### Records provided
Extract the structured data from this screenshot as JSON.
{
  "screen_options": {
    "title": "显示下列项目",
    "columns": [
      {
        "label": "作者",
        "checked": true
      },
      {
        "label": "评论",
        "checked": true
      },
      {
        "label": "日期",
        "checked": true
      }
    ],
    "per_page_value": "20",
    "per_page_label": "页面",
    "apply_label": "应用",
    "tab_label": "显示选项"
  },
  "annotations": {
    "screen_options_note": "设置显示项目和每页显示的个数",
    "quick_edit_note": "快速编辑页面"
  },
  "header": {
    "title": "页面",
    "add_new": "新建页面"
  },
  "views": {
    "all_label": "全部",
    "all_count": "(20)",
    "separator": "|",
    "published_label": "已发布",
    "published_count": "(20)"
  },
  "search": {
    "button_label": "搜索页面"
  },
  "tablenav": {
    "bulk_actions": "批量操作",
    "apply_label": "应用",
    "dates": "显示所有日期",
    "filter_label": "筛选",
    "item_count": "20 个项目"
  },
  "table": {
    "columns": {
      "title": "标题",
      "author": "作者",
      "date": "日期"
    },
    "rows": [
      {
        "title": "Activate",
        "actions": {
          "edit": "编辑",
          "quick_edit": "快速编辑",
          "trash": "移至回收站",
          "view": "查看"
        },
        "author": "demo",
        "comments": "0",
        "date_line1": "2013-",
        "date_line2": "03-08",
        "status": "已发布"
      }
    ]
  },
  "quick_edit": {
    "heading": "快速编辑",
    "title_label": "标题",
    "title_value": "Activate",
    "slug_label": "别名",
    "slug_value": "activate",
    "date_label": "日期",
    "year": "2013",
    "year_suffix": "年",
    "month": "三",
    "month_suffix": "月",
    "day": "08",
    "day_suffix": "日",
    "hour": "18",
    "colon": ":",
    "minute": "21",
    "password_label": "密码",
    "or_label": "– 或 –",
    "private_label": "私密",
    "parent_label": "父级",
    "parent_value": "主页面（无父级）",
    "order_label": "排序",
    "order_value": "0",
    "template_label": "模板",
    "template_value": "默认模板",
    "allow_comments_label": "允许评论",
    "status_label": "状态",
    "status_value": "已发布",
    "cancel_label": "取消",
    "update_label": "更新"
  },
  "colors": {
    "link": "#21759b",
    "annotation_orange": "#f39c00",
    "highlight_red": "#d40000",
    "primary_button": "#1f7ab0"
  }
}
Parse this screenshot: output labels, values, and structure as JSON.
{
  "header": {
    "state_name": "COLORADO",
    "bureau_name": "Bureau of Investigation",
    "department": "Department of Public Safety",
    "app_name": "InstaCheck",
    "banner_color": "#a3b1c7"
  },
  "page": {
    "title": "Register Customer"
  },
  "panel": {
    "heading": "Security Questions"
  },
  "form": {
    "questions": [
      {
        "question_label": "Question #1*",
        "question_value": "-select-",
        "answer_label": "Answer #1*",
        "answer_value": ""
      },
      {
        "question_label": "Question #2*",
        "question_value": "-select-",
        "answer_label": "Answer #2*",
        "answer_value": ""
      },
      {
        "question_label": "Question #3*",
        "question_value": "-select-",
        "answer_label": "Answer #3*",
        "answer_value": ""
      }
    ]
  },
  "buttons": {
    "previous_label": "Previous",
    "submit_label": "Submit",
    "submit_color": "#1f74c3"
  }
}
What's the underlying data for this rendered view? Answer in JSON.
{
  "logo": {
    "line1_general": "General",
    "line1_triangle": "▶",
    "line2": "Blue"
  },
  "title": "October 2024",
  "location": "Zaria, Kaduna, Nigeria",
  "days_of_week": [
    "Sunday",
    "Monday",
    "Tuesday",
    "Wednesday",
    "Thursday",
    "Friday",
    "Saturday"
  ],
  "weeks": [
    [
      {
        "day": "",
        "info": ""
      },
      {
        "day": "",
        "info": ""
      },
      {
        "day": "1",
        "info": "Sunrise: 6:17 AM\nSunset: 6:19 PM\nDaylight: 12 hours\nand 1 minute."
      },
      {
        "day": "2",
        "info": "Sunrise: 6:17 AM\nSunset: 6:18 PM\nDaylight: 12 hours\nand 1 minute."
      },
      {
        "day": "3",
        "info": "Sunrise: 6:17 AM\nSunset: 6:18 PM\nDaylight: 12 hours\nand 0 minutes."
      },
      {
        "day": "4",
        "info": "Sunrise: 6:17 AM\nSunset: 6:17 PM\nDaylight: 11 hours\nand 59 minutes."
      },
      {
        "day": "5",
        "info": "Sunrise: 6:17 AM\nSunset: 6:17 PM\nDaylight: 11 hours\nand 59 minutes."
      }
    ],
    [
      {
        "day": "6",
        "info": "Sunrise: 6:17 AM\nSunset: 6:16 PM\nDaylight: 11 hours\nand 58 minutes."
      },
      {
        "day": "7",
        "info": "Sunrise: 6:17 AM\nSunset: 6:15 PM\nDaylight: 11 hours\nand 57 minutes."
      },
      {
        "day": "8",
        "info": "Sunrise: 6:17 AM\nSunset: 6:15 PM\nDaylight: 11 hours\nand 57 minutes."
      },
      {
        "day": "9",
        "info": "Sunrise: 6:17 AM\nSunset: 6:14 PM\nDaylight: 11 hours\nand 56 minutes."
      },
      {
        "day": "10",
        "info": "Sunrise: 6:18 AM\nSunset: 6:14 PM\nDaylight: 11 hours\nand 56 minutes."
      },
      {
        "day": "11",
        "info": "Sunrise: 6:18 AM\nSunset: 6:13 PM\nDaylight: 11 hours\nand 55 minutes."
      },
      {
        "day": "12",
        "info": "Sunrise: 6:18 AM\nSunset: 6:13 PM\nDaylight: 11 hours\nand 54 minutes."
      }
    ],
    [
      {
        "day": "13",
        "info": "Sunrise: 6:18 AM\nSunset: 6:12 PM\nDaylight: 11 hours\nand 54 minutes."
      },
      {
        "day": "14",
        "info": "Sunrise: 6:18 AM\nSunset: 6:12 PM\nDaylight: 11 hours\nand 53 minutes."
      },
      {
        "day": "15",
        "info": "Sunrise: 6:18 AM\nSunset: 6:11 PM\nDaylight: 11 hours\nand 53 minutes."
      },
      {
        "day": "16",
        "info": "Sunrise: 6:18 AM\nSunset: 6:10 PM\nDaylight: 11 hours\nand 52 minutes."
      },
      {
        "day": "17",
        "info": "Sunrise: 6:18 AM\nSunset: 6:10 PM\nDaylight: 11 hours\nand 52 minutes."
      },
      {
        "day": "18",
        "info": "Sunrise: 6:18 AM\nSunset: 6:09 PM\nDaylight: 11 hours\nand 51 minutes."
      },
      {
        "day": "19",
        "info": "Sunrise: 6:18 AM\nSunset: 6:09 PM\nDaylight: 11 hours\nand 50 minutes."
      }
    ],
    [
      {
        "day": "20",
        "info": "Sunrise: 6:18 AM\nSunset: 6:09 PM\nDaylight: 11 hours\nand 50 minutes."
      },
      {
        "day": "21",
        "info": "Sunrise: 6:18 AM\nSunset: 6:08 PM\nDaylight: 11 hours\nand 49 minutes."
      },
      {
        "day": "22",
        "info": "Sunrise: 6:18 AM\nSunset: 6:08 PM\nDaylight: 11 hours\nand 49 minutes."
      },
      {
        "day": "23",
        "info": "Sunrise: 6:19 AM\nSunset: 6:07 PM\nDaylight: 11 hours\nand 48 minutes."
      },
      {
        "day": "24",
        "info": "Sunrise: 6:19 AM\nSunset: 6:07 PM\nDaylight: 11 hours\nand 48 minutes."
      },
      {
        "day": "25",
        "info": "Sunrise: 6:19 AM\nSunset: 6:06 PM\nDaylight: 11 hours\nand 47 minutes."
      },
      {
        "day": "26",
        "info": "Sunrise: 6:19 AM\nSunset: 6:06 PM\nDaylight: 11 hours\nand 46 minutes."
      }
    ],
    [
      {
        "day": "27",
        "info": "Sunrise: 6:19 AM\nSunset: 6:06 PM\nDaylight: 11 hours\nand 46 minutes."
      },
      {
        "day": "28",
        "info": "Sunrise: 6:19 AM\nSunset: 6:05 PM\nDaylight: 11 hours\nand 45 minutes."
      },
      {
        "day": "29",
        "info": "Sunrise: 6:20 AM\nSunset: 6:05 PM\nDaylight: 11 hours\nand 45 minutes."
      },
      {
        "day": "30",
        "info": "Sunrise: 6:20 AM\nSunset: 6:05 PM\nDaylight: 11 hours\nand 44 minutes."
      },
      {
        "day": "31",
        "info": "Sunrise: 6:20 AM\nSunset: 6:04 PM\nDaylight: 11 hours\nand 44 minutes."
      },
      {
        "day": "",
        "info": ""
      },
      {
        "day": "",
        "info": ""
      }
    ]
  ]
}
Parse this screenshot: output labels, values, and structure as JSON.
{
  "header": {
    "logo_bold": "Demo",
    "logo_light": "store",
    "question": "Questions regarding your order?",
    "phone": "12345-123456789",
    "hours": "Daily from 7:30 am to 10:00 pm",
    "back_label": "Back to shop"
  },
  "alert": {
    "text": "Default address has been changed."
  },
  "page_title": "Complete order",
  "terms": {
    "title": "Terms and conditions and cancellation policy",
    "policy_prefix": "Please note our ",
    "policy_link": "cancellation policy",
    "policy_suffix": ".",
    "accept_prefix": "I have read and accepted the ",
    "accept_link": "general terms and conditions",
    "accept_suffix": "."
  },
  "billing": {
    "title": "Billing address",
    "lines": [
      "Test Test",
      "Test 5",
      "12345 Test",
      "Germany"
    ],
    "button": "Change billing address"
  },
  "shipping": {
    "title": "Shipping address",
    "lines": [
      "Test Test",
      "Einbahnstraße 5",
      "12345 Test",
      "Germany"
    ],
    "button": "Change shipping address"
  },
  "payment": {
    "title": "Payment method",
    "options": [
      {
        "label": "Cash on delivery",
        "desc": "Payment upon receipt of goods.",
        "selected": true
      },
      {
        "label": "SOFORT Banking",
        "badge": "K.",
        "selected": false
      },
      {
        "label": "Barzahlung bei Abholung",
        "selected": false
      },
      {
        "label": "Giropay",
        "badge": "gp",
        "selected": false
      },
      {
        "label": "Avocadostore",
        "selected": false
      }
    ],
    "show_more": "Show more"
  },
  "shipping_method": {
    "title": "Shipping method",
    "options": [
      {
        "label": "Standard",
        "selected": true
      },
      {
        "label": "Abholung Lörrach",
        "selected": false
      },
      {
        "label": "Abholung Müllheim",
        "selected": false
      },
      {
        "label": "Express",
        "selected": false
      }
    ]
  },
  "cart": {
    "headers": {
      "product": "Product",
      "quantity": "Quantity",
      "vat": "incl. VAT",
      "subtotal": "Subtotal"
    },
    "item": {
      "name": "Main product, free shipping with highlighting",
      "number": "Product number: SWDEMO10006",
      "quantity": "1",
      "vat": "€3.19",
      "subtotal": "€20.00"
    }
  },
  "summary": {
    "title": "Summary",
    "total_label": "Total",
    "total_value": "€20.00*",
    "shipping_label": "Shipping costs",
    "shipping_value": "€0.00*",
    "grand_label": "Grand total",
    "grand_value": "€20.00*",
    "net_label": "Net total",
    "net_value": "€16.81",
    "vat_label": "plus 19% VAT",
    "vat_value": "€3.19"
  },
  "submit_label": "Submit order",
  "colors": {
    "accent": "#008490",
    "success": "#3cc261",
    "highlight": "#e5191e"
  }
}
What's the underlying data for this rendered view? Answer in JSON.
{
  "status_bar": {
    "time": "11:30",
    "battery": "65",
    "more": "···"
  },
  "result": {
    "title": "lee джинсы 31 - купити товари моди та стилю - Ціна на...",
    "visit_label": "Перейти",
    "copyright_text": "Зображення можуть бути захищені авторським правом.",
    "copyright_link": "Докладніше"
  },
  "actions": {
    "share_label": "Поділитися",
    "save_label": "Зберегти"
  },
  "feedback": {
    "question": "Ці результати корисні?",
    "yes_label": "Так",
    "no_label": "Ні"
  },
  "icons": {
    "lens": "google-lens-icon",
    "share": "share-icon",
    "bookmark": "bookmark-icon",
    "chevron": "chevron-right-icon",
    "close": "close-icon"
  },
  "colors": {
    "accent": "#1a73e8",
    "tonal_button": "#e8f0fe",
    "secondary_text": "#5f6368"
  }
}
######
Work to be completed>
Show the lines from the data above that contain the string "conditions".

Expected output>
    "title": "Terms and conditions and cancellation policy",
    "accept_link": "general terms and conditions",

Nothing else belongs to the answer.